**Work to do**:
Quote all entries exactly, leaving pictures aside.

**Given records**:

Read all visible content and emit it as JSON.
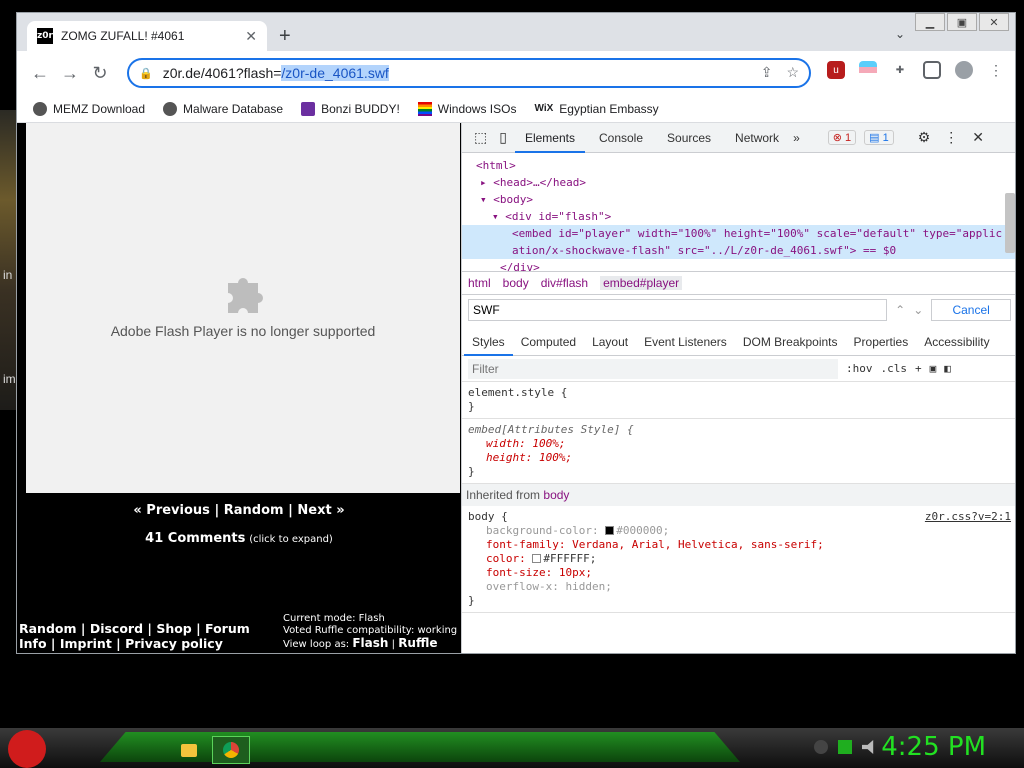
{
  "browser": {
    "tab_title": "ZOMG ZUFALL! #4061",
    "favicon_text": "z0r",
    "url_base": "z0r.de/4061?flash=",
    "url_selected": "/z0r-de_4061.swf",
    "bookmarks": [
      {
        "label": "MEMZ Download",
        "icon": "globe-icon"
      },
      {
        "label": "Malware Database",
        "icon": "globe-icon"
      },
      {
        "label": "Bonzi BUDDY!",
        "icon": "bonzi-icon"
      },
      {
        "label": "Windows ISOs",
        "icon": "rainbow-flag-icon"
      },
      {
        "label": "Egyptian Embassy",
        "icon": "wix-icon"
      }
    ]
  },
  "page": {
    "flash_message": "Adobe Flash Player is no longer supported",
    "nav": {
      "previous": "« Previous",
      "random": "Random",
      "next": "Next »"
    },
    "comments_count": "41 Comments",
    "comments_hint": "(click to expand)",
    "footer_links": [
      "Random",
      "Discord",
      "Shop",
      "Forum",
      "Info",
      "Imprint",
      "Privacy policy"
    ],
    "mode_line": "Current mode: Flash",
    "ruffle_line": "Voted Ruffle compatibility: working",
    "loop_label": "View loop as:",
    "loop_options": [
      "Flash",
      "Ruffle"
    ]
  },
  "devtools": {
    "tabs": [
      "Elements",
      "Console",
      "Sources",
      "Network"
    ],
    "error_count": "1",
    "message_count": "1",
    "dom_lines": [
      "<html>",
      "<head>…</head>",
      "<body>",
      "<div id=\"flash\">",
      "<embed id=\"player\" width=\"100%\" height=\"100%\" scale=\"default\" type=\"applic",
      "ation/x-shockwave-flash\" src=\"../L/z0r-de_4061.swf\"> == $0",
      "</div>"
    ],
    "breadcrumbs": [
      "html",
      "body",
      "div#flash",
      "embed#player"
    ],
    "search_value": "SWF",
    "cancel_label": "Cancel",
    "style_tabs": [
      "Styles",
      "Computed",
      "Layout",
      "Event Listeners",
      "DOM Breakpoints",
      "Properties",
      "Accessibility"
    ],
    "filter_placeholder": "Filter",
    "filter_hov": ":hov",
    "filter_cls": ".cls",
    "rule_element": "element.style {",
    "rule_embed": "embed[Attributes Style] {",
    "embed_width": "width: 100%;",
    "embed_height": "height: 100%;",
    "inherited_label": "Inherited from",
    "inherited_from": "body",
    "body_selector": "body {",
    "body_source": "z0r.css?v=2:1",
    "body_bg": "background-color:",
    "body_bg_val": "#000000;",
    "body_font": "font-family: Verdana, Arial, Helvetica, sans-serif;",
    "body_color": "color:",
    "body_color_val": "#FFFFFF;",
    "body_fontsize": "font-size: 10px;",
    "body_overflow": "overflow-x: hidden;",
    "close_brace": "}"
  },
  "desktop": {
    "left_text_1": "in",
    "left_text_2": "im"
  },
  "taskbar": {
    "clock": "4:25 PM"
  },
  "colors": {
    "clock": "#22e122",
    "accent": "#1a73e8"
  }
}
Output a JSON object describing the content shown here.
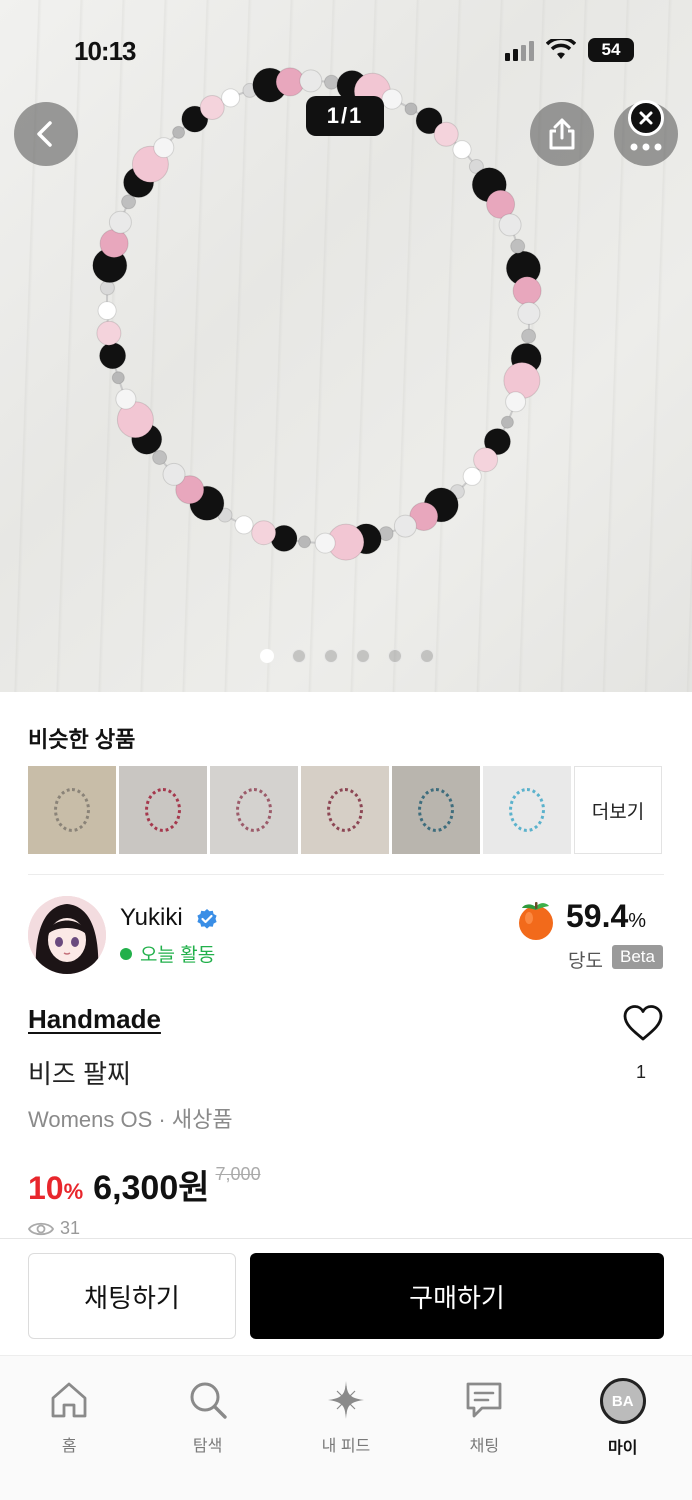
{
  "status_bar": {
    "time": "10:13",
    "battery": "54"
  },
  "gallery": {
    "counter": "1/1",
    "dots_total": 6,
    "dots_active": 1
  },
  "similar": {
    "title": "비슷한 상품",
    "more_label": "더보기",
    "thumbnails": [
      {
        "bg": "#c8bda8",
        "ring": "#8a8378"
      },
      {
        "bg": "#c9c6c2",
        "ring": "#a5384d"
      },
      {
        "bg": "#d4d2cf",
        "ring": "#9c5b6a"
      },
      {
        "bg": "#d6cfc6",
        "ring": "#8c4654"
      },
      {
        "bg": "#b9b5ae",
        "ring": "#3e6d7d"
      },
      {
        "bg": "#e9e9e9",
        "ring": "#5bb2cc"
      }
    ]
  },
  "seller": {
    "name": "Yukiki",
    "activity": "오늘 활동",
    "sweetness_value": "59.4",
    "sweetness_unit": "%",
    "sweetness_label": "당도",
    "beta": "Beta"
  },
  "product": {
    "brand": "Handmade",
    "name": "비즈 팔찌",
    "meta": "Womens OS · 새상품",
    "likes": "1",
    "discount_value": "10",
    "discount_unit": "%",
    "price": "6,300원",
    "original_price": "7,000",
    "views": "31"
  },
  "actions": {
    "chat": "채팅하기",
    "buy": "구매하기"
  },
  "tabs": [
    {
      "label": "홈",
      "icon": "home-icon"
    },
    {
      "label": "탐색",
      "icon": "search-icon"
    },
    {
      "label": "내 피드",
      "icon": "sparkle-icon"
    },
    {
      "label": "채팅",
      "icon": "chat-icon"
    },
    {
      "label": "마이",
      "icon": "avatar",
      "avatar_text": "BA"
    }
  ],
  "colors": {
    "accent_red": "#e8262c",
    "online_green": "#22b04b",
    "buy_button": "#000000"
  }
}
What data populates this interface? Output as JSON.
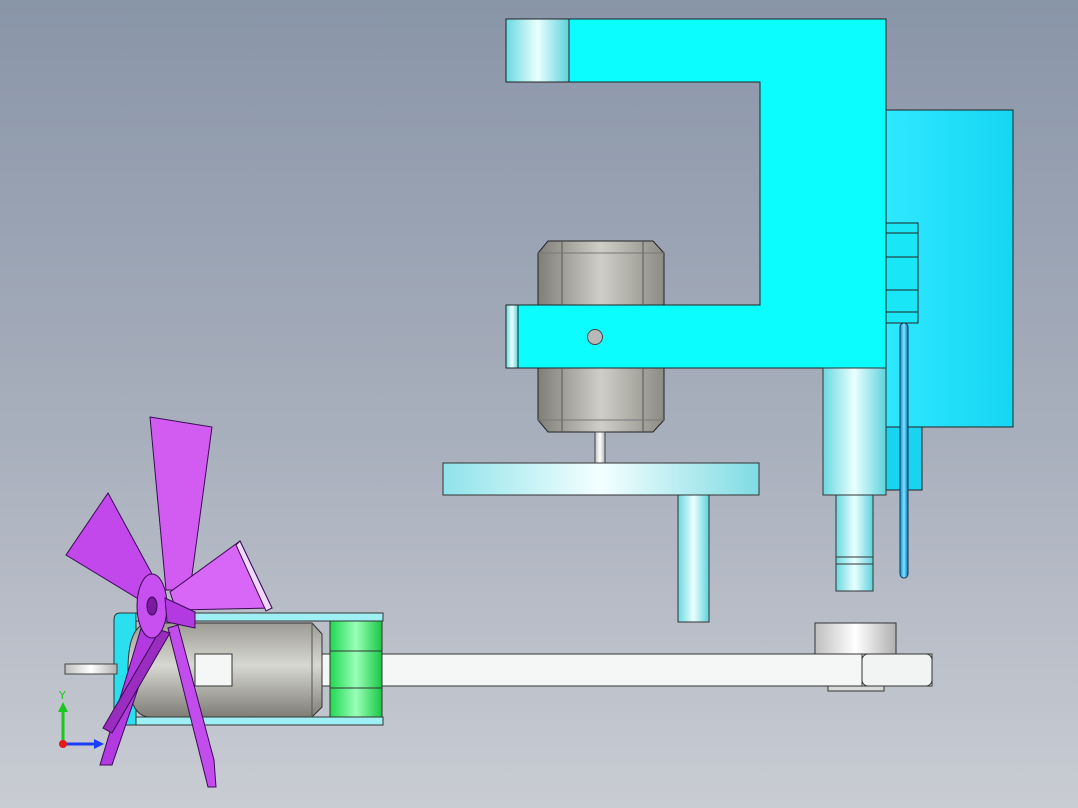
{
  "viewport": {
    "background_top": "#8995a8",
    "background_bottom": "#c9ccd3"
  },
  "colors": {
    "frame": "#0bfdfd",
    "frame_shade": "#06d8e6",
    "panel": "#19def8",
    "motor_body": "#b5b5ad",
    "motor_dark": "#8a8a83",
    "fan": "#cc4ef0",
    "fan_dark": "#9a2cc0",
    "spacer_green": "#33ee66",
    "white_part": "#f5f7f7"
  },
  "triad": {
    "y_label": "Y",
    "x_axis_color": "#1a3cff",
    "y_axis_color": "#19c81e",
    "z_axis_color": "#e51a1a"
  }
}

**Task answer**:
Read all visible content and emit it as JSON.
{
  "browser": {
    "tab_title": "ZOMG ZUFALL! #4061",
    "favicon_text": "z0r",
    "url_base": "z0r.de/4061?flash=",
    "url_selected": "/z0r-de_4061.swf",
    "bookmarks": [
      {
        "label": "MEMZ Download",
        "icon": "globe-icon"
      },
      {
        "label": "Malware Database",
        "icon": "globe-icon"
      },
      {
        "label": "Bonzi BUDDY!",
        "icon": "bonzi-icon"
      },
      {
        "label": "Windows ISOs",
        "icon": "rainbow-flag-icon"
      },
      {
        "label": "Egyptian Embassy",
        "icon": "wix-icon"
      }
    ]
  },
  "page": {
    "flash_message": "Adobe Flash Player is no longer supported",
    "nav": {
      "previous": "« Previous",
      "random": "Random",
      "next": "Next »"
    },
    "comments_count": "41 Comments",
    "comments_hint": "(click to expand)",
    "footer_links": [
      "Random",
      "Discord",
      "Shop",
      "Forum",
      "Info",
      "Imprint",
      "Privacy policy"
    ],
    "mode_line": "Current mode: Flash",
    "ruffle_line": "Voted Ruffle compatibility: working",
    "loop_label": "View loop as:",
    "loop_options": [
      "Flash",
      "Ruffle"
    ]
  },
  "devtools": {
    "tabs": [
      "Elements",
      "Console",
      "Sources",
      "Network"
    ],
    "error_count": "1",
    "message_count": "1",
    "dom_lines": [
      "<html>",
      "<head>…</head>",
      "<body>",
      "<div id=\"flash\">",
      "<embed id=\"player\" width=\"100%\" height=\"100%\" scale=\"default\" type=\"applic",
      "ation/x-shockwave-flash\" src=\"../L/z0r-de_4061.swf\"> == $0",
      "</div>"
    ],
    "breadcrumbs": [
      "html",
      "body",
      "div#flash",
      "embed#player"
    ],
    "search_value": "SWF",
    "cancel_label": "Cancel",
    "style_tabs": [
      "Styles",
      "Computed",
      "Layout",
      "Event Listeners",
      "DOM Breakpoints",
      "Properties",
      "Accessibility"
    ],
    "filter_placeholder": "Filter",
    "filter_hov": ":hov",
    "filter_cls": ".cls",
    "rule_element": "element.style {",
    "rule_embed": "embed[Attributes Style] {",
    "embed_width": "width: 100%;",
    "embed_height": "height: 100%;",
    "inherited_label": "Inherited from",
    "inherited_from": "body",
    "body_selector": "body {",
    "body_source": "z0r.css?v=2:1",
    "body_bg": "background-color:",
    "body_bg_val": "#000000;",
    "body_font": "font-family: Verdana, Arial, Helvetica, sans-serif;",
    "body_color": "color:",
    "body_color_val": "#FFFFFF;",
    "body_fontsize": "font-size: 10px;",
    "body_overflow": "overflow-x: hidden;",
    "close_brace": "}"
  },
  "desktop": {
    "left_text_1": "in",
    "left_text_2": "im"
  },
  "taskbar": {
    "clock": "4:25 PM"
  },
  "colors": {
    "clock": "#22e122",
    "accent": "#1a73e8"
  }
}
Output a JSON object describing the content shown here.
{
  "status_bar": {
    "time": "10:13",
    "battery": "54"
  },
  "gallery": {
    "counter": "1/1",
    "dots_total": 6,
    "dots_active": 1
  },
  "similar": {
    "title": "비슷한 상품",
    "more_label": "더보기",
    "thumbnails": [
      {
        "bg": "#c8bda8",
        "ring": "#8a8378"
      },
      {
        "bg": "#c9c6c2",
        "ring": "#a5384d"
      },
      {
        "bg": "#d4d2cf",
        "ring": "#9c5b6a"
      },
      {
        "bg": "#d6cfc6",
        "ring": "#8c4654"
      },
      {
        "bg": "#b9b5ae",
        "ring": "#3e6d7d"
      },
      {
        "bg": "#e9e9e9",
        "ring": "#5bb2cc"
      }
    ]
  },
  "seller": {
    "name": "Yukiki",
    "activity": "오늘 활동",
    "sweetness_value": "59.4",
    "sweetness_unit": "%",
    "sweetness_label": "당도",
    "beta": "Beta"
  },
  "product": {
    "brand": "Handmade",
    "name": "비즈 팔찌",
    "meta": "Womens OS · 새상품",
    "likes": "1",
    "discount_value": "10",
    "discount_unit": "%",
    "price": "6,300원",
    "original_price": "7,000",
    "views": "31"
  },
  "actions": {
    "chat": "채팅하기",
    "buy": "구매하기"
  },
  "tabs": [
    {
      "label": "홈",
      "icon": "home-icon"
    },
    {
      "label": "탐색",
      "icon": "search-icon"
    },
    {
      "label": "내 피드",
      "icon": "sparkle-icon"
    },
    {
      "label": "채팅",
      "icon": "chat-icon"
    },
    {
      "label": "마이",
      "icon": "avatar",
      "avatar_text": "BA"
    }
  ],
  "colors": {
    "accent_red": "#e8262c",
    "online_green": "#22b04b",
    "buy_button": "#000000"
  }
}
What data populates this interface? Output as JSON.
{
  "viewport": {
    "background_top": "#8995a8",
    "background_bottom": "#c9ccd3"
  },
  "colors": {
    "frame": "#0bfdfd",
    "frame_shade": "#06d8e6",
    "panel": "#19def8",
    "motor_body": "#b5b5ad",
    "motor_dark": "#8a8a83",
    "fan": "#cc4ef0",
    "fan_dark": "#9a2cc0",
    "spacer_green": "#33ee66",
    "white_part": "#f5f7f7"
  },
  "triad": {
    "y_label": "Y",
    "x_axis_color": "#1a3cff",
    "y_axis_color": "#19c81e",
    "z_axis_color": "#e51a1a"
  }
}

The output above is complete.